# Start of Dataset records

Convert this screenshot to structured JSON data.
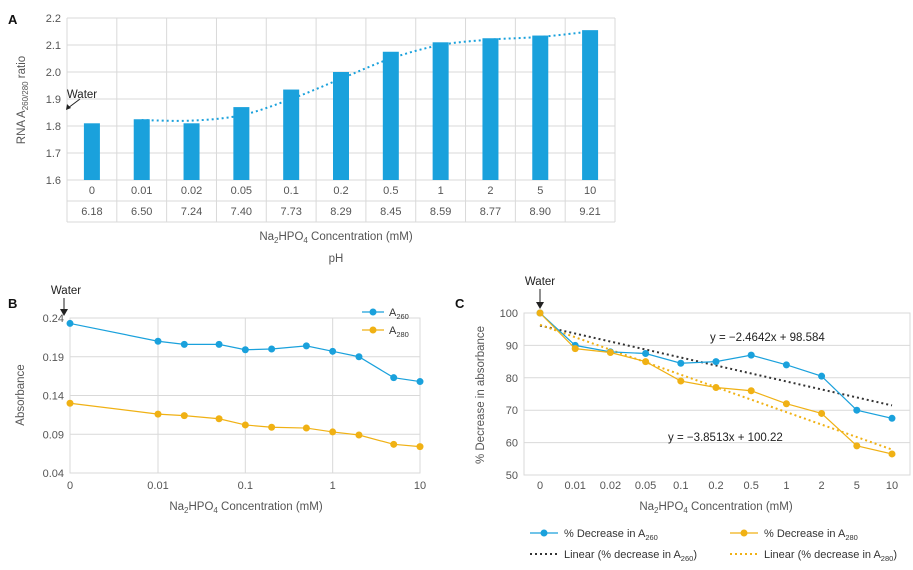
{
  "colors": {
    "blue": "#1aa1dc",
    "orange": "#f0b114",
    "dark": "#333333",
    "bar": "#1aa1dc"
  },
  "chart_data": [
    {
      "panel": "A",
      "type": "bar",
      "ylabel": "RNA A260/280 ratio",
      "ylabel_main": "RNA A",
      "ylabel_sub": "260/280",
      "ylabel_tail": " ratio",
      "ylim": [
        1.6,
        2.2
      ],
      "yticks": [
        "1.6",
        "1.7",
        "1.8",
        "1.9",
        "2.0",
        "2.1",
        "2.2"
      ],
      "categories": [
        "0",
        "0.01",
        "0.02",
        "0.05",
        "0.1",
        "0.2",
        "0.5",
        "1",
        "2",
        "5",
        "10"
      ],
      "ph": [
        "6.18",
        "6.50",
        "7.24",
        "7.40",
        "7.73",
        "8.29",
        "8.45",
        "8.59",
        "8.77",
        "8.90",
        "9.21"
      ],
      "values": [
        1.81,
        1.825,
        1.81,
        1.87,
        1.935,
        2.0,
        2.075,
        2.11,
        2.125,
        2.135,
        2.155
      ],
      "trend": [
        null,
        1.822,
        1.82,
        1.84,
        1.9,
        1.975,
        2.05,
        2.1,
        2.12,
        2.13,
        2.15
      ],
      "annotation": "Water",
      "xlabel": "Na2HPO4 Concentration (mM)",
      "xlabel_parts": [
        "Na",
        "2",
        "HPO",
        "4",
        " Concentration (mM)"
      ],
      "xlabel2": "pH"
    },
    {
      "panel": "B",
      "type": "line",
      "ylabel": "Absorbance",
      "ylim": [
        0.04,
        0.24
      ],
      "yticks": [
        "0.04",
        "0.09",
        "0.14",
        "0.19",
        "0.24"
      ],
      "x": [
        0,
        0.01,
        0.02,
        0.05,
        0.1,
        0.2,
        0.5,
        1,
        2,
        5,
        10
      ],
      "xticks": [
        "0",
        "0.01",
        "0.1",
        "1",
        "10"
      ],
      "series": [
        {
          "name": "A260",
          "name_main": "A",
          "name_sub": "260",
          "color": "#1aa1dc",
          "values": [
            0.233,
            0.21,
            0.206,
            0.206,
            0.199,
            0.2,
            0.204,
            0.197,
            0.19,
            0.163,
            0.158
          ]
        },
        {
          "name": "A280",
          "name_main": "A",
          "name_sub": "280",
          "color": "#f0b114",
          "values": [
            0.13,
            0.116,
            0.114,
            0.11,
            0.102,
            0.099,
            0.098,
            0.093,
            0.089,
            0.077,
            0.074
          ]
        }
      ],
      "annotation": "Water",
      "xlabel": "Na2HPO4 Concentration (mM)",
      "xlabel_parts": [
        "Na",
        "2",
        "HPO",
        "4",
        " Concentration (mM)"
      ]
    },
    {
      "panel": "C",
      "type": "line",
      "ylabel": "% Decrease in absorbance",
      "ylim": [
        50,
        100
      ],
      "yticks": [
        "50",
        "60",
        "70",
        "80",
        "90",
        "100"
      ],
      "categories": [
        "0",
        "0.01",
        "0.02",
        "0.05",
        "0.1",
        "0.2",
        "0.5",
        "1",
        "2",
        "5",
        "10"
      ],
      "series": [
        {
          "name": "% Decrease in A260",
          "name_main": "% Decrease in A",
          "name_sub": "260",
          "color": "#1aa1dc",
          "values": [
            100,
            90,
            88,
            87.5,
            84.5,
            85,
            87,
            84,
            80.5,
            70,
            67.5
          ]
        },
        {
          "name": "% Decrease in A280",
          "name_main": "% Decrease in A",
          "name_sub": "280",
          "color": "#f0b114",
          "values": [
            100,
            89,
            87.8,
            85,
            79,
            77,
            76,
            72,
            69,
            59,
            56.5
          ]
        }
      ],
      "linear_fits": [
        {
          "name": "Linear (% decrease in A260)",
          "name_main": "Linear (% decrease in A",
          "name_sub": "260",
          "name_tail": ")",
          "slope": -2.4642,
          "intercept": 98.584,
          "color": "#333333",
          "equation": "y = −2.4642x + 98.584"
        },
        {
          "name": "Linear (% decrease in A280)",
          "name_main": "Linear (% decrease in A",
          "name_sub": "280",
          "name_tail": ")",
          "slope": -3.8513,
          "intercept": 100.22,
          "color": "#f0b114",
          "equation": "y = −3.8513x + 100.22"
        }
      ],
      "annotation": "Water",
      "xlabel": "Na2HPO4 Concentration (mM)",
      "xlabel_parts": [
        "Na",
        "2",
        "HPO",
        "4",
        " Concentration (mM)"
      ]
    }
  ]
}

# End of Dataset records

§ Goal
In the data above, count the lines where the word "equation" appears; reply with the number only.

§ Solution to this exercise
2